Your instructions - Transcribe exactly the lines from the one containing "Decode this image" through the end of the data, both included. Leave out pictures.
======== Record extracts
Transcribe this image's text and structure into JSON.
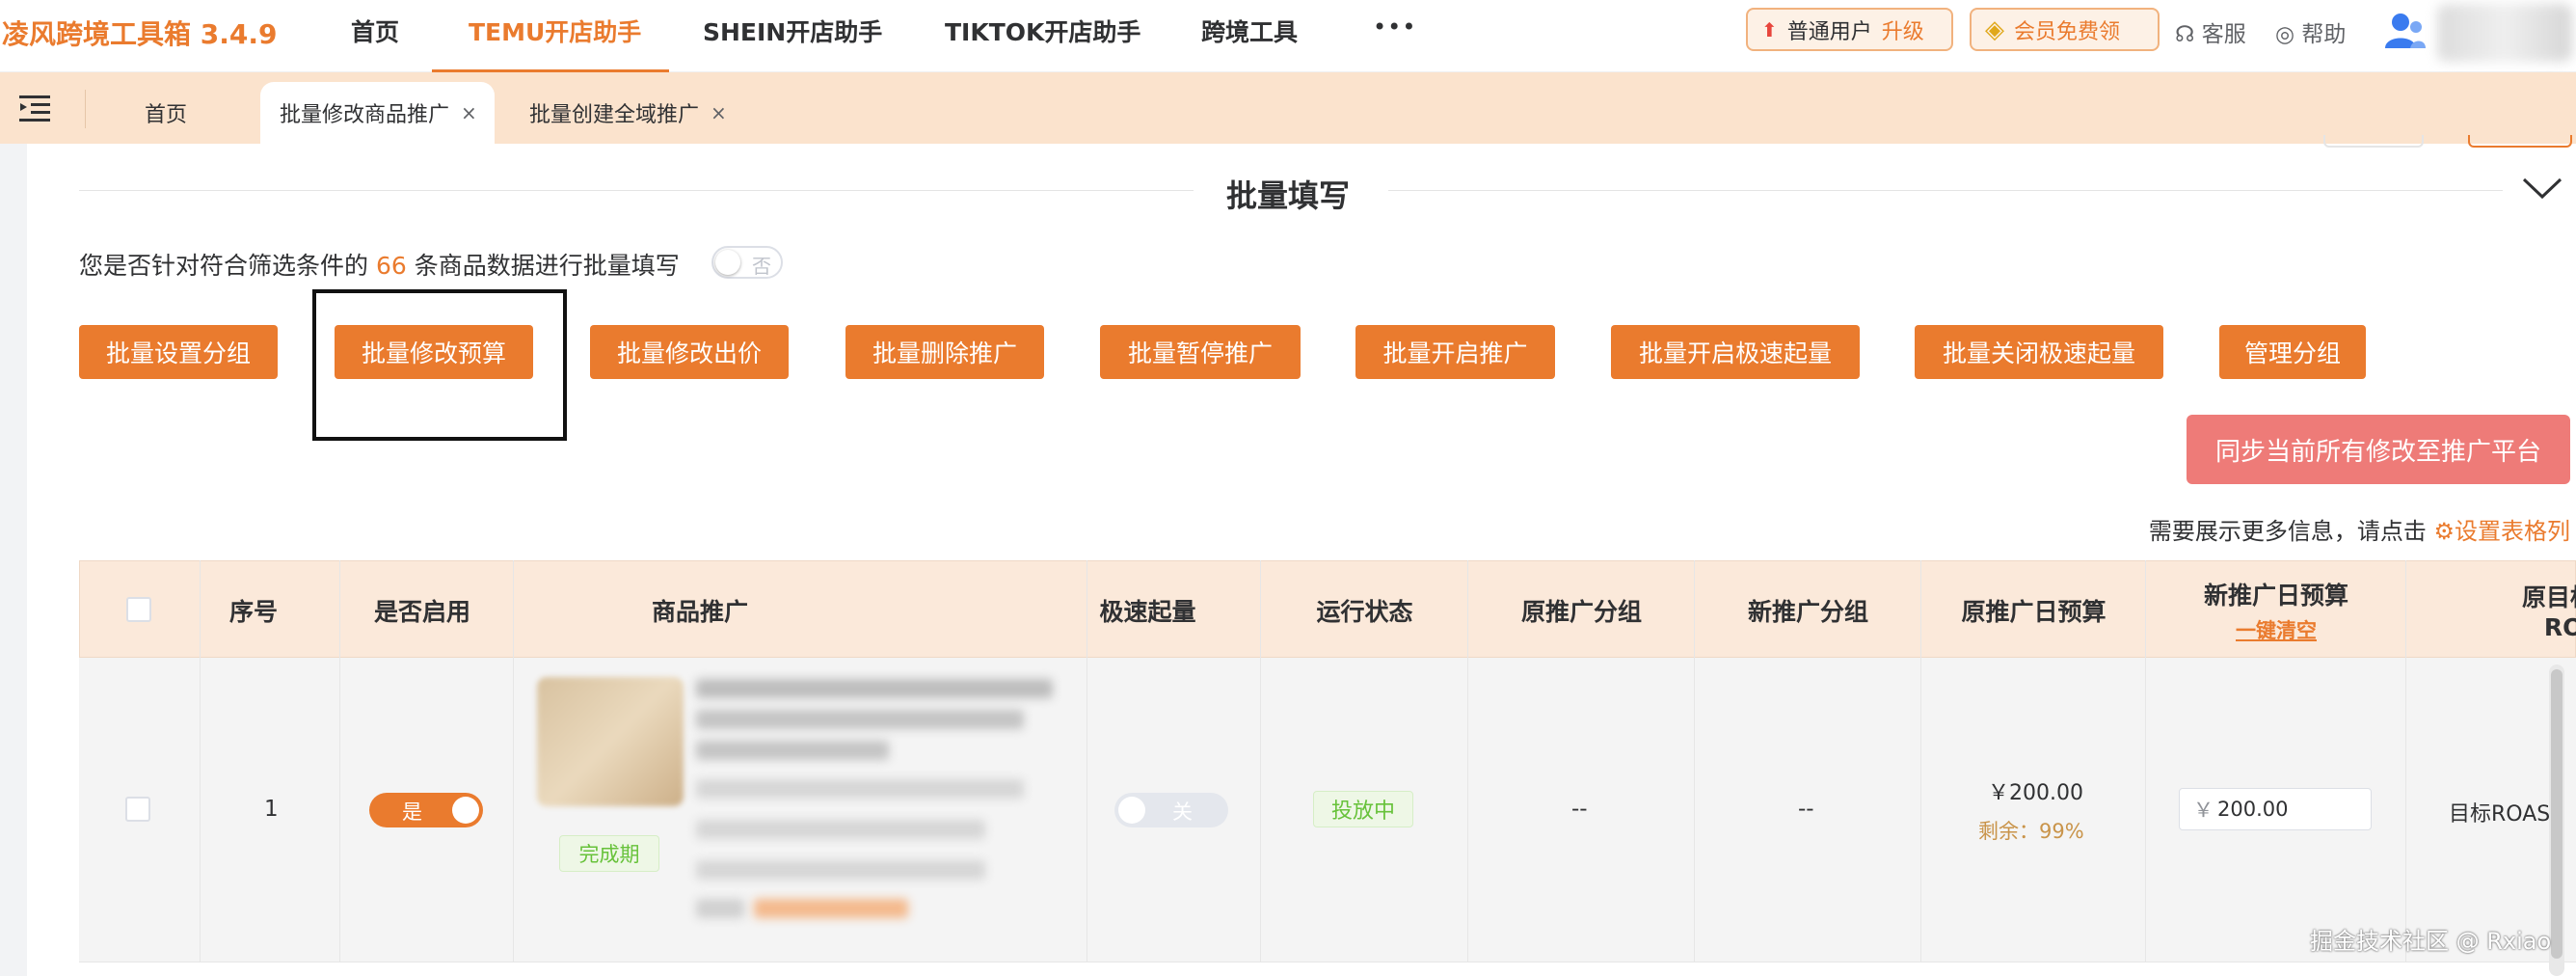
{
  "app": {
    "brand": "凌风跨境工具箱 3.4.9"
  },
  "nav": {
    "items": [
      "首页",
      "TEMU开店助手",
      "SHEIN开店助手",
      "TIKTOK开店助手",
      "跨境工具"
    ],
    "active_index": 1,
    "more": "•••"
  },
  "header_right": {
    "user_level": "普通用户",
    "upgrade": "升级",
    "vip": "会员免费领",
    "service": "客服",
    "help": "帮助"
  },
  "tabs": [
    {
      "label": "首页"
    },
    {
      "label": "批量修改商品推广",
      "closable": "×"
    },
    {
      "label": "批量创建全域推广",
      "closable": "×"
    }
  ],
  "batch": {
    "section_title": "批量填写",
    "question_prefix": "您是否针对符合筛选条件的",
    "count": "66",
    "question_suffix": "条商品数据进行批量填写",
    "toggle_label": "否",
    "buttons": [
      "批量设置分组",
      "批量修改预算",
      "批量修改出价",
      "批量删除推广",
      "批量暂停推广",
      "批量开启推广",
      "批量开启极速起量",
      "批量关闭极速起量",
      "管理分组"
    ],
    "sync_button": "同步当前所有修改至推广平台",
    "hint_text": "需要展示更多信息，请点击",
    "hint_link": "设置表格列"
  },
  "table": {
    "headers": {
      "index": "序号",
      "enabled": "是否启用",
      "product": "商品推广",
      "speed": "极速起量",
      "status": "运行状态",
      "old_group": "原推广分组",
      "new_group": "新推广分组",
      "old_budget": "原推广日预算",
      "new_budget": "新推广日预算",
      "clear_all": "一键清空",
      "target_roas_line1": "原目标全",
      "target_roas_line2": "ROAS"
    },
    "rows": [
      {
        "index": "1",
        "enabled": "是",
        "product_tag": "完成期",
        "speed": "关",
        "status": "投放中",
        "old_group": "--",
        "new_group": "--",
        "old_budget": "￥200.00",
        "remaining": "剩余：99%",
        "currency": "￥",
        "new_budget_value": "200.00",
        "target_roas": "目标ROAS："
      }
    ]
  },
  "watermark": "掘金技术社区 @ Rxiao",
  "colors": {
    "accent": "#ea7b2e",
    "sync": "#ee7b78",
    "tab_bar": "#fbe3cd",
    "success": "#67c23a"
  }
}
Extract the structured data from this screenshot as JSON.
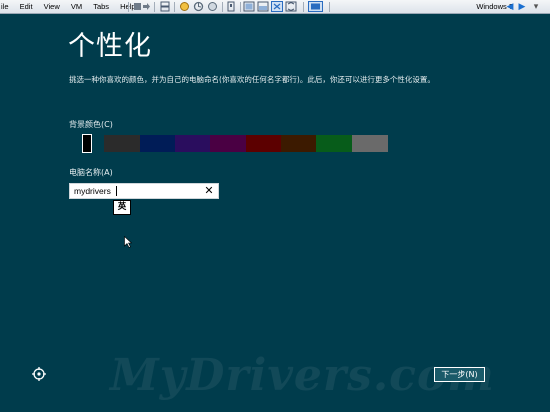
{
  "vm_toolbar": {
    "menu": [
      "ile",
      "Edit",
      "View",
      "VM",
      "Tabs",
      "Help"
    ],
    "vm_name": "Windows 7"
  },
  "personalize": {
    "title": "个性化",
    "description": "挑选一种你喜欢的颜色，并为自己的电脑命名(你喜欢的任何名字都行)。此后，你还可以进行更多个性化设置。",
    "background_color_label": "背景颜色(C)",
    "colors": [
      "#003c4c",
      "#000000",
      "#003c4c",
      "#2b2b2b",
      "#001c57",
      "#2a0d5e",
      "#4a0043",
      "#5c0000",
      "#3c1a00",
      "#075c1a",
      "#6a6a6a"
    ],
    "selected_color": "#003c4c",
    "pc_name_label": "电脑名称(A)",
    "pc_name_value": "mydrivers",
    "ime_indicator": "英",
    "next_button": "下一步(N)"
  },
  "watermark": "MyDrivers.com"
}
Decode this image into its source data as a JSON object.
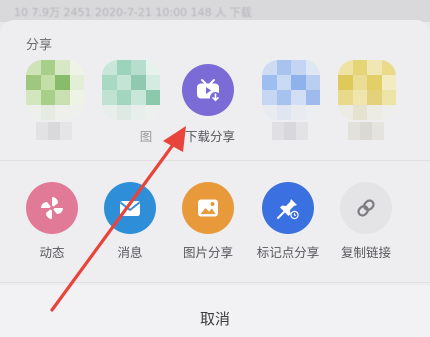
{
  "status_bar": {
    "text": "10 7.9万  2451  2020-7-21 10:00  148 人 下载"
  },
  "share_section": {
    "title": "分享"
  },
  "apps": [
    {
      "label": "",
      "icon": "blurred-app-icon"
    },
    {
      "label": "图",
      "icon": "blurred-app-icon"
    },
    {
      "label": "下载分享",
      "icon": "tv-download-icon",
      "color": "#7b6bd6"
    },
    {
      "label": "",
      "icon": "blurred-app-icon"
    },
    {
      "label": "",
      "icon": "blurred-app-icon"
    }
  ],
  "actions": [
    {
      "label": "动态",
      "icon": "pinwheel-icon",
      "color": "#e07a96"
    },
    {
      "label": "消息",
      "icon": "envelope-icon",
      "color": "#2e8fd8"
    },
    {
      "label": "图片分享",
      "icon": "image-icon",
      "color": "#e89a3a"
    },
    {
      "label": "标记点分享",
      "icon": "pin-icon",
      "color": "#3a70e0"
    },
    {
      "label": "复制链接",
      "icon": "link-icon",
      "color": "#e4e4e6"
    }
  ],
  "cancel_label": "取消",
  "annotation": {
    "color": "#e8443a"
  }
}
================
Final result -
Decode this image into its source data as a JSON object.
{
  "status_bar": {
    "text": "10 7.9万  2451  2020-7-21 10:00  148 人 下载"
  },
  "share_section": {
    "title": "分享"
  },
  "apps": [
    {
      "label": "",
      "icon": "blurred-app-icon"
    },
    {
      "label": "图",
      "icon": "blurred-app-icon"
    },
    {
      "label": "下载分享",
      "icon": "tv-download-icon",
      "color": "#7b6bd6"
    },
    {
      "label": "",
      "icon": "blurred-app-icon"
    },
    {
      "label": "",
      "icon": "blurred-app-icon"
    }
  ],
  "actions": [
    {
      "label": "动态",
      "icon": "pinwheel-icon",
      "color": "#e07a96"
    },
    {
      "label": "消息",
      "icon": "envelope-icon",
      "color": "#2e8fd8"
    },
    {
      "label": "图片分享",
      "icon": "image-icon",
      "color": "#e89a3a"
    },
    {
      "label": "标记点分享",
      "icon": "pin-icon",
      "color": "#3a70e0"
    },
    {
      "label": "复制链接",
      "icon": "link-icon",
      "color": "#e4e4e6"
    }
  ],
  "cancel_label": "取消",
  "annotation": {
    "color": "#e8443a"
  }
}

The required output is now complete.